- Records to use
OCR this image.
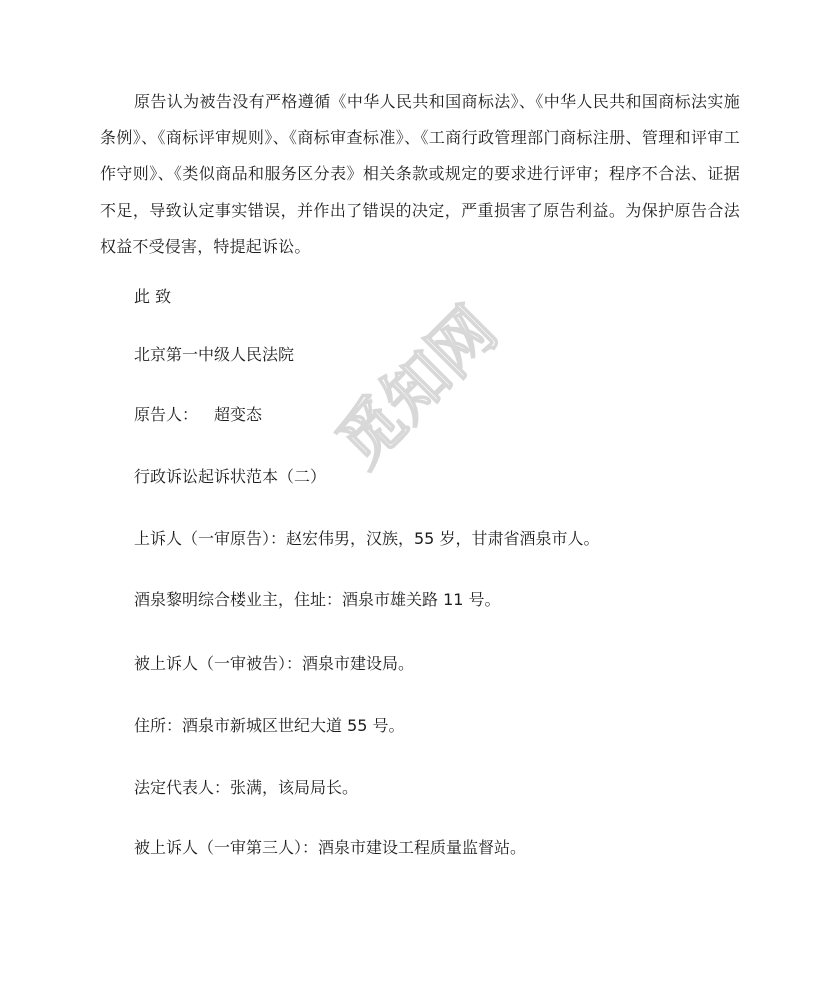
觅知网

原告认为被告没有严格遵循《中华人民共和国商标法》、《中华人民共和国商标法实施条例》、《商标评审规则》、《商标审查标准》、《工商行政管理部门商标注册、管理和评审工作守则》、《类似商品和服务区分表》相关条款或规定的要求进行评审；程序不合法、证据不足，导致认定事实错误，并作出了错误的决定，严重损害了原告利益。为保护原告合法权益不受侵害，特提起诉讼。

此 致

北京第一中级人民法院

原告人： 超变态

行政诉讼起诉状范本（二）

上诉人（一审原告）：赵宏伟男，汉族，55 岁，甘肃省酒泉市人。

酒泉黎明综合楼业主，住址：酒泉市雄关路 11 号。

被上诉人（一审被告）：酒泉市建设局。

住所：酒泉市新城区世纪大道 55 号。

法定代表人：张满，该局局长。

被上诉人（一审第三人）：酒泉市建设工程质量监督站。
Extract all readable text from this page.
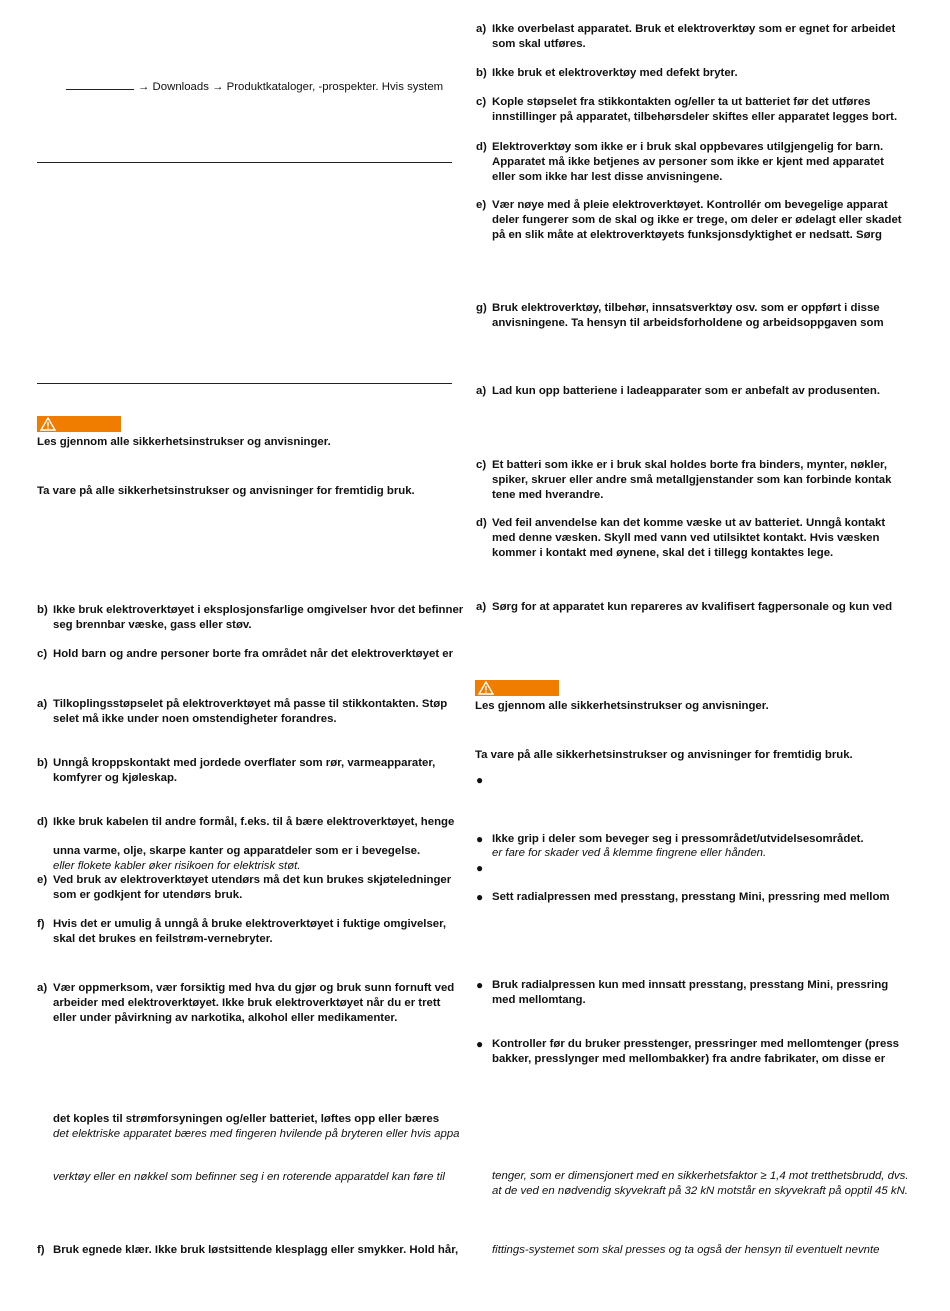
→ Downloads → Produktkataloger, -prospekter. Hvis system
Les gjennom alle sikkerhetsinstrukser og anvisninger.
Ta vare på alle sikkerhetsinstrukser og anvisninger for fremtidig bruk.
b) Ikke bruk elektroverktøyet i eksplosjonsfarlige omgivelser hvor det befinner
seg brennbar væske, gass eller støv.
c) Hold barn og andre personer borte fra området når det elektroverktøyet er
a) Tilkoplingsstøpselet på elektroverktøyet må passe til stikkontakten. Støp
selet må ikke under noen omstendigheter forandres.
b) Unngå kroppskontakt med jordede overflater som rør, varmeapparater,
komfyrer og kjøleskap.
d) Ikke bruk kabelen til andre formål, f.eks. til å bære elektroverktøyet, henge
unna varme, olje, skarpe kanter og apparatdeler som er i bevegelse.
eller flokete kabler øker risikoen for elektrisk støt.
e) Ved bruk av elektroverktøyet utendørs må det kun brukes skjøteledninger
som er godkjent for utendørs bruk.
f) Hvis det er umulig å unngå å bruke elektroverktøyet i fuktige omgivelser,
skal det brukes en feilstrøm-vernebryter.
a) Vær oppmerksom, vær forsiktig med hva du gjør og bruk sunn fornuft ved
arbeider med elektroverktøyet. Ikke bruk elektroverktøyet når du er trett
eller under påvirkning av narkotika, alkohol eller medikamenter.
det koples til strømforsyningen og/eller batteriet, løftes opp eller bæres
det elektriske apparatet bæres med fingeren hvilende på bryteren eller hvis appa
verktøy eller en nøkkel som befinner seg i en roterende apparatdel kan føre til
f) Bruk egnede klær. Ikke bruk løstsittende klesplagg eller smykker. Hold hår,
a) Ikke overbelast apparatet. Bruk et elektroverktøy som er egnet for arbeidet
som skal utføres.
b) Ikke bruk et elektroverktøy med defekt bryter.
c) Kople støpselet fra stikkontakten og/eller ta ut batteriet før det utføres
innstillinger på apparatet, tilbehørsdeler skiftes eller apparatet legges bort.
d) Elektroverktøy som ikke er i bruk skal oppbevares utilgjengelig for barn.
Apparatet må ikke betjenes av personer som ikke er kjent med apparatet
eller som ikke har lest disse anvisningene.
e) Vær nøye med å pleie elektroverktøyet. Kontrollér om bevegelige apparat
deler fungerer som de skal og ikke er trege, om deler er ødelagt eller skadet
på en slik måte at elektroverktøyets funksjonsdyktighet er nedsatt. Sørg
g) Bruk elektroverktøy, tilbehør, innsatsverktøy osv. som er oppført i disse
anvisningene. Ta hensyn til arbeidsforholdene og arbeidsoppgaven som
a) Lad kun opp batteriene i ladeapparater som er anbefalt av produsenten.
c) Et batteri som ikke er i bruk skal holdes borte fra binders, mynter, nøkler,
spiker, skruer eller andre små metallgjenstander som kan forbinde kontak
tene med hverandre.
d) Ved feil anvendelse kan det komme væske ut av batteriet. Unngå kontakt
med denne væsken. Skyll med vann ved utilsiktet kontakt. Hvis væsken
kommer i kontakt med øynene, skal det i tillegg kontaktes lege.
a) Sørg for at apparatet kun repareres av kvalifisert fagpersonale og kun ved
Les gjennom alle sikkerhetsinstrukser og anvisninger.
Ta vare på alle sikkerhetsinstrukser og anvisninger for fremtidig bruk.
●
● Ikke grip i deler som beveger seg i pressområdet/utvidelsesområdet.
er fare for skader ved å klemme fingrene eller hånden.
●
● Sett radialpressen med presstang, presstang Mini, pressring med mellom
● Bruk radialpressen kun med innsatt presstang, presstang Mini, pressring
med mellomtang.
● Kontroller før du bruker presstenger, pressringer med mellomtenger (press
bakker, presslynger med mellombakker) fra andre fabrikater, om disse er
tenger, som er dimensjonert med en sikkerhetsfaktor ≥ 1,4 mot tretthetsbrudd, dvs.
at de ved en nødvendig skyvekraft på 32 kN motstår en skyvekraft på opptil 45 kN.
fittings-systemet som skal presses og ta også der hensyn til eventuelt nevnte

- Direction
Repeat all of the records verbatim, leaving out the pictures.

- Solution
OCR this image.
觅知网

原告认为被告没有严格遵循《中华人民共和国商标法》、《中华人民共和国商标法实施条例》、《商标评审规则》、《商标审查标准》、《工商行政管理部门商标注册、管理和评审工作守则》、《类似商品和服务区分表》相关条款或规定的要求进行评审；程序不合法、证据不足，导致认定事实错误，并作出了错误的决定，严重损害了原告利益。为保护原告合法权益不受侵害，特提起诉讼。

此 致

北京第一中级人民法院

原告人： 超变态

行政诉讼起诉状范本（二）

上诉人（一审原告）：赵宏伟男，汉族，55 岁，甘肃省酒泉市人。

酒泉黎明综合楼业主，住址：酒泉市雄关路 11 号。

被上诉人（一审被告）：酒泉市建设局。

住所：酒泉市新城区世纪大道 55 号。

法定代表人：张满，该局局长。

被上诉人（一审第三人）：酒泉市建设工程质量监督站。
Extract all readable text from this page.
→ Downloads → Produktkataloger, -prospekter. Hvis system
Les gjennom alle sikkerhetsinstrukser og anvisninger.
Ta vare på alle sikkerhetsinstrukser og anvisninger for fremtidig bruk.
b) Ikke bruk elektroverktøyet i eksplosjonsfarlige omgivelser hvor det befinner
seg brennbar væske, gass eller støv.
c) Hold barn og andre personer borte fra området når det elektroverktøyet er
a) Tilkoplingsstøpselet på elektroverktøyet må passe til stikkontakten. Støp
selet må ikke under noen omstendigheter forandres.
b) Unngå kroppskontakt med jordede overflater som rør, varmeapparater,
komfyrer og kjøleskap.
d) Ikke bruk kabelen til andre formål, f.eks. til å bære elektroverktøyet, henge
unna varme, olje, skarpe kanter og apparatdeler som er i bevegelse.
eller flokete kabler øker risikoen for elektrisk støt.
e) Ved bruk av elektroverktøyet utendørs må det kun brukes skjøteledninger
som er godkjent for utendørs bruk.
f) Hvis det er umulig å unngå å bruke elektroverktøyet i fuktige omgivelser,
skal det brukes en feilstrøm-vernebryter.
a) Vær oppmerksom, vær forsiktig med hva du gjør og bruk sunn fornuft ved
arbeider med elektroverktøyet. Ikke bruk elektroverktøyet når du er trett
eller under påvirkning av narkotika, alkohol eller medikamenter.
det koples til strømforsyningen og/eller batteriet, løftes opp eller bæres
det elektriske apparatet bæres med fingeren hvilende på bryteren eller hvis appa
verktøy eller en nøkkel som befinner seg i en roterende apparatdel kan føre til
f) Bruk egnede klær. Ikke bruk løstsittende klesplagg eller smykker. Hold hår,
a) Ikke overbelast apparatet. Bruk et elektroverktøy som er egnet for arbeidet
som skal utføres.
b) Ikke bruk et elektroverktøy med defekt bryter.
c) Kople støpselet fra stikkontakten og/eller ta ut batteriet før det utføres
innstillinger på apparatet, tilbehørsdeler skiftes eller apparatet legges bort.
d) Elektroverktøy som ikke er i bruk skal oppbevares utilgjengelig for barn.
Apparatet må ikke betjenes av personer som ikke er kjent med apparatet
eller som ikke har lest disse anvisningene.
e) Vær nøye med å pleie elektroverktøyet. Kontrollér om bevegelige apparat
deler fungerer som de skal og ikke er trege, om deler er ødelagt eller skadet
på en slik måte at elektroverktøyets funksjonsdyktighet er nedsatt. Sørg
g) Bruk elektroverktøy, tilbehør, innsatsverktøy osv. som er oppført i disse
anvisningene. Ta hensyn til arbeidsforholdene og arbeidsoppgaven som
a) Lad kun opp batteriene i ladeapparater som er anbefalt av produsenten.
c) Et batteri som ikke er i bruk skal holdes borte fra binders, mynter, nøkler,
spiker, skruer eller andre små metallgjenstander som kan forbinde kontak
tene med hverandre.
d) Ved feil anvendelse kan det komme væske ut av batteriet. Unngå kontakt
med denne væsken. Skyll med vann ved utilsiktet kontakt. Hvis væsken
kommer i kontakt med øynene, skal det i tillegg kontaktes lege.
a) Sørg for at apparatet kun repareres av kvalifisert fagpersonale og kun ved
Les gjennom alle sikkerhetsinstrukser og anvisninger.
Ta vare på alle sikkerhetsinstrukser og anvisninger for fremtidig bruk.
●
● Ikke grip i deler som beveger seg i pressområdet/utvidelsesområdet.
er fare for skader ved å klemme fingrene eller hånden.
●
● Sett radialpressen med presstang, presstang Mini, pressring med mellom
● Bruk radialpressen kun med innsatt presstang, presstang Mini, pressring
med mellomtang.
● Kontroller før du bruker presstenger, pressringer med mellomtenger (press
bakker, presslynger med mellombakker) fra andre fabrikater, om disse er
tenger, som er dimensjonert med en sikkerhetsfaktor ≥ 1,4 mot tretthetsbrudd, dvs.
at de ved en nødvendig skyvekraft på 32 kN motstår en skyvekraft på opptil 45 kN.
fittings-systemet som skal presses og ta også der hensyn til eventuelt nevnte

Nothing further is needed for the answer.